>> start

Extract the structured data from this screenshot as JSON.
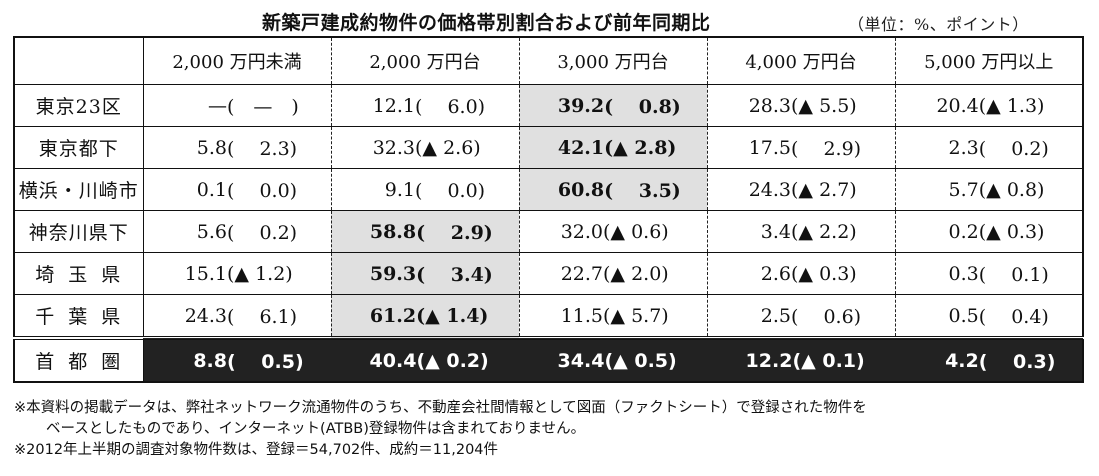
{
  "header": {
    "title": "新築戸建成約物件の価格帯別割合および前年同期比",
    "unit": "（単位：%、ポイント）"
  },
  "table": {
    "columns": [
      "",
      "2,000 万円未満",
      "2,000 万円台",
      "3,000 万円台",
      "4,000 万円台",
      "5,000 万円以上"
    ],
    "rows": [
      {
        "label": "東京23区",
        "cells": [
          {
            "value": "—",
            "change": "(　—　)",
            "highlight": false
          },
          {
            "value": "12.1",
            "change": "(　 6.0)",
            "highlight": false
          },
          {
            "value": "39.2",
            "change": "(　 0.8)",
            "highlight": true
          },
          {
            "value": "28.3",
            "change": "(▲ 5.5)",
            "highlight": false
          },
          {
            "value": "20.4",
            "change": "(▲ 1.3)",
            "highlight": false
          }
        ]
      },
      {
        "label": "東京都下",
        "cells": [
          {
            "value": "5.8",
            "change": "(　 2.3)",
            "highlight": false
          },
          {
            "value": "32.3",
            "change": "(▲ 2.6)",
            "highlight": false
          },
          {
            "value": "42.1",
            "change": "(▲ 2.8)",
            "highlight": true
          },
          {
            "value": "17.5",
            "change": "(　 2.9)",
            "highlight": false
          },
          {
            "value": "2.3",
            "change": "(　 0.2)",
            "highlight": false
          }
        ]
      },
      {
        "label": "横浜・川崎市",
        "cells": [
          {
            "value": "0.1",
            "change": "(　 0.0)",
            "highlight": false
          },
          {
            "value": "9.1",
            "change": "(　 0.0)",
            "highlight": false
          },
          {
            "value": "60.8",
            "change": "(　 3.5)",
            "highlight": true
          },
          {
            "value": "24.3",
            "change": "(▲ 2.7)",
            "highlight": false
          },
          {
            "value": "5.7",
            "change": "(▲ 0.8)",
            "highlight": false
          }
        ]
      },
      {
        "label": "神奈川県下",
        "cells": [
          {
            "value": "5.6",
            "change": "(　 0.2)",
            "highlight": false
          },
          {
            "value": "58.8",
            "change": "(　 2.9)",
            "highlight": true
          },
          {
            "value": "32.0",
            "change": "(▲ 0.6)",
            "highlight": false
          },
          {
            "value": "3.4",
            "change": "(▲ 2.2)",
            "highlight": false
          },
          {
            "value": "0.2",
            "change": "(▲ 0.3)",
            "highlight": false
          }
        ]
      },
      {
        "label": "埼玉県",
        "cells": [
          {
            "value": "15.1",
            "change": "(▲ 1.2)",
            "highlight": false
          },
          {
            "value": "59.3",
            "change": "(　 3.4)",
            "highlight": true
          },
          {
            "value": "22.7",
            "change": "(▲ 2.0)",
            "highlight": false
          },
          {
            "value": "2.6",
            "change": "(▲ 0.3)",
            "highlight": false
          },
          {
            "value": "0.3",
            "change": "(　 0.1)",
            "highlight": false
          }
        ]
      },
      {
        "label": "千葉県",
        "cells": [
          {
            "value": "24.3",
            "change": "(　 6.1)",
            "highlight": false
          },
          {
            "value": "61.2",
            "change": "(▲ 1.4)",
            "highlight": true
          },
          {
            "value": "11.5",
            "change": "(▲ 5.7)",
            "highlight": false
          },
          {
            "value": "2.5",
            "change": "(　 0.6)",
            "highlight": false
          },
          {
            "value": "0.5",
            "change": "(　 0.4)",
            "highlight": false
          }
        ]
      }
    ],
    "total": {
      "label": "首都圏",
      "cells": [
        {
          "value": "8.8",
          "change": "(　 0.5)"
        },
        {
          "value": "40.4",
          "change": "(▲ 0.2)"
        },
        {
          "value": "34.4",
          "change": "(▲ 0.5)"
        },
        {
          "value": "12.2",
          "change": "(▲ 0.1)"
        },
        {
          "value": "4.2",
          "change": "(　 0.3)"
        }
      ]
    }
  },
  "notes": {
    "line1": "※本資料の掲載データは、弊社ネットワーク流通物件のうち、不動産会社間情報として図面（ファクトシート）で登録された物件を",
    "line2": "ベースとしたものであり、インターネット(ATBB)登録物件は含まれておりません。",
    "line3": "※2012年上半期の調査対象物件数は、登録＝54,702件、成約＝11,204件"
  },
  "colors": {
    "highlight_bg": "#e0e0e0",
    "total_bg": "#222222",
    "total_fg": "#ffffff"
  }
}
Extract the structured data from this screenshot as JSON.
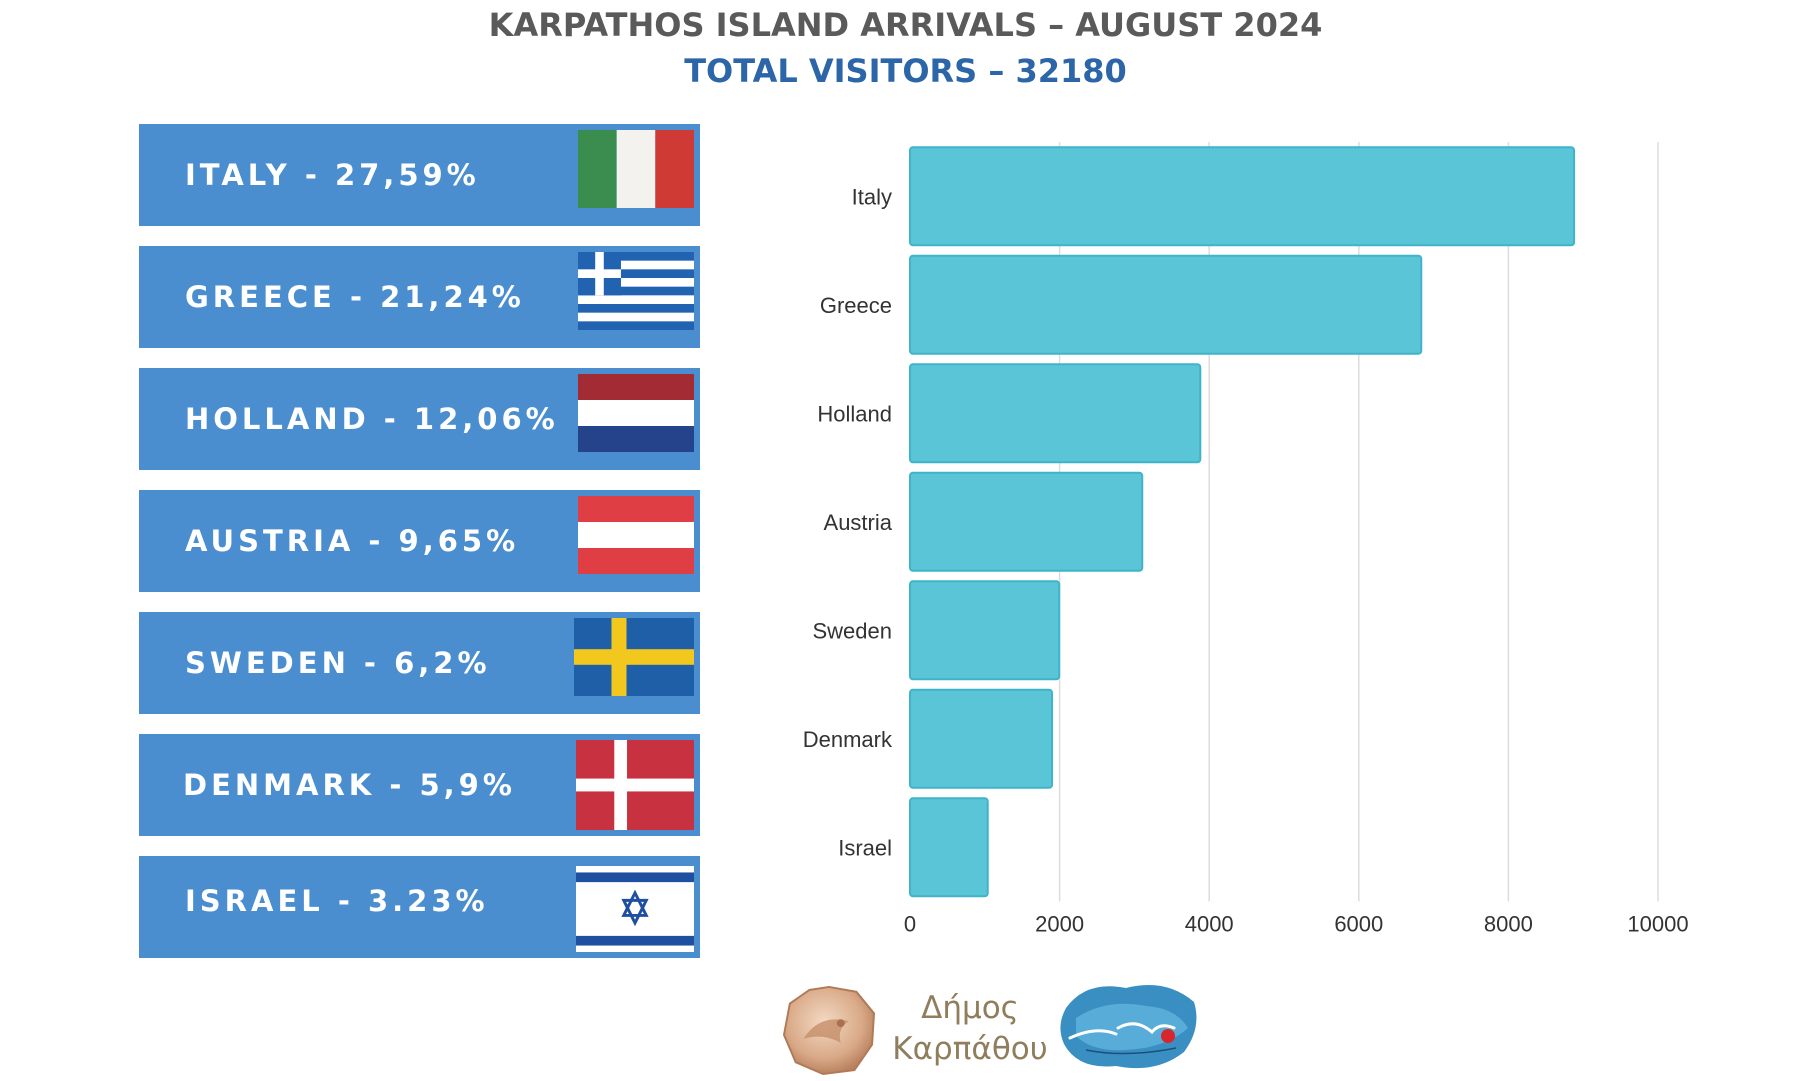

>> end

### [Exercise prompt]
Each record should be quoted exactly, with the images omitted.

### [Exercise result]
Extract the structured data from this screenshot as JSON.
{
  "header": {
    "title": "新築戸建成約物件の価格帯別割合および前年同期比",
    "unit": "（単位：%、ポイント）"
  },
  "table": {
    "columns": [
      "",
      "2,000 万円未満",
      "2,000 万円台",
      "3,000 万円台",
      "4,000 万円台",
      "5,000 万円以上"
    ],
    "rows": [
      {
        "label": "東京23区",
        "cells": [
          {
            "value": "—",
            "change": "(　—　)",
            "highlight": false
          },
          {
            "value": "12.1",
            "change": "(　 6.0)",
            "highlight": false
          },
          {
            "value": "39.2",
            "change": "(　 0.8)",
            "highlight": true
          },
          {
            "value": "28.3",
            "change": "(▲ 5.5)",
            "highlight": false
          },
          {
            "value": "20.4",
            "change": "(▲ 1.3)",
            "highlight": false
          }
        ]
      },
      {
        "label": "東京都下",
        "cells": [
          {
            "value": "5.8",
            "change": "(　 2.3)",
            "highlight": false
          },
          {
            "value": "32.3",
            "change": "(▲ 2.6)",
            "highlight": false
          },
          {
            "value": "42.1",
            "change": "(▲ 2.8)",
            "highlight": true
          },
          {
            "value": "17.5",
            "change": "(　 2.9)",
            "highlight": false
          },
          {
            "value": "2.3",
            "change": "(　 0.2)",
            "highlight": false
          }
        ]
      },
      {
        "label": "横浜・川崎市",
        "cells": [
          {
            "value": "0.1",
            "change": "(　 0.0)",
            "highlight": false
          },
          {
            "value": "9.1",
            "change": "(　 0.0)",
            "highlight": false
          },
          {
            "value": "60.8",
            "change": "(　 3.5)",
            "highlight": true
          },
          {
            "value": "24.3",
            "change": "(▲ 2.7)",
            "highlight": false
          },
          {
            "value": "5.7",
            "change": "(▲ 0.8)",
            "highlight": false
          }
        ]
      },
      {
        "label": "神奈川県下",
        "cells": [
          {
            "value": "5.6",
            "change": "(　 0.2)",
            "highlight": false
          },
          {
            "value": "58.8",
            "change": "(　 2.9)",
            "highlight": true
          },
          {
            "value": "32.0",
            "change": "(▲ 0.6)",
            "highlight": false
          },
          {
            "value": "3.4",
            "change": "(▲ 2.2)",
            "highlight": false
          },
          {
            "value": "0.2",
            "change": "(▲ 0.3)",
            "highlight": false
          }
        ]
      },
      {
        "label": "埼玉県",
        "cells": [
          {
            "value": "15.1",
            "change": "(▲ 1.2)",
            "highlight": false
          },
          {
            "value": "59.3",
            "change": "(　 3.4)",
            "highlight": true
          },
          {
            "value": "22.7",
            "change": "(▲ 2.0)",
            "highlight": false
          },
          {
            "value": "2.6",
            "change": "(▲ 0.3)",
            "highlight": false
          },
          {
            "value": "0.3",
            "change": "(　 0.1)",
            "highlight": false
          }
        ]
      },
      {
        "label": "千葉県",
        "cells": [
          {
            "value": "24.3",
            "change": "(　 6.1)",
            "highlight": false
          },
          {
            "value": "61.2",
            "change": "(▲ 1.4)",
            "highlight": true
          },
          {
            "value": "11.5",
            "change": "(▲ 5.7)",
            "highlight": false
          },
          {
            "value": "2.5",
            "change": "(　 0.6)",
            "highlight": false
          },
          {
            "value": "0.5",
            "change": "(　 0.4)",
            "highlight": false
          }
        ]
      }
    ],
    "total": {
      "label": "首都圏",
      "cells": [
        {
          "value": "8.8",
          "change": "(　 0.5)"
        },
        {
          "value": "40.4",
          "change": "(▲ 0.2)"
        },
        {
          "value": "34.4",
          "change": "(▲ 0.5)"
        },
        {
          "value": "12.2",
          "change": "(▲ 0.1)"
        },
        {
          "value": "4.2",
          "change": "(　 0.3)"
        }
      ]
    }
  },
  "notes": {
    "line1": "※本資料の掲載データは、弊社ネットワーク流通物件のうち、不動産会社間情報として図面（ファクトシート）で登録された物件を",
    "line2": "ベースとしたものであり、インターネット(ATBB)登録物件は含まれておりません。",
    "line3": "※2012年上半期の調査対象物件数は、登録＝54,702件、成約＝11,204件"
  },
  "colors": {
    "highlight_bg": "#e0e0e0",
    "total_bg": "#222222",
    "total_fg": "#ffffff"
  }
}
Extract the structured data from this screenshot as JSON.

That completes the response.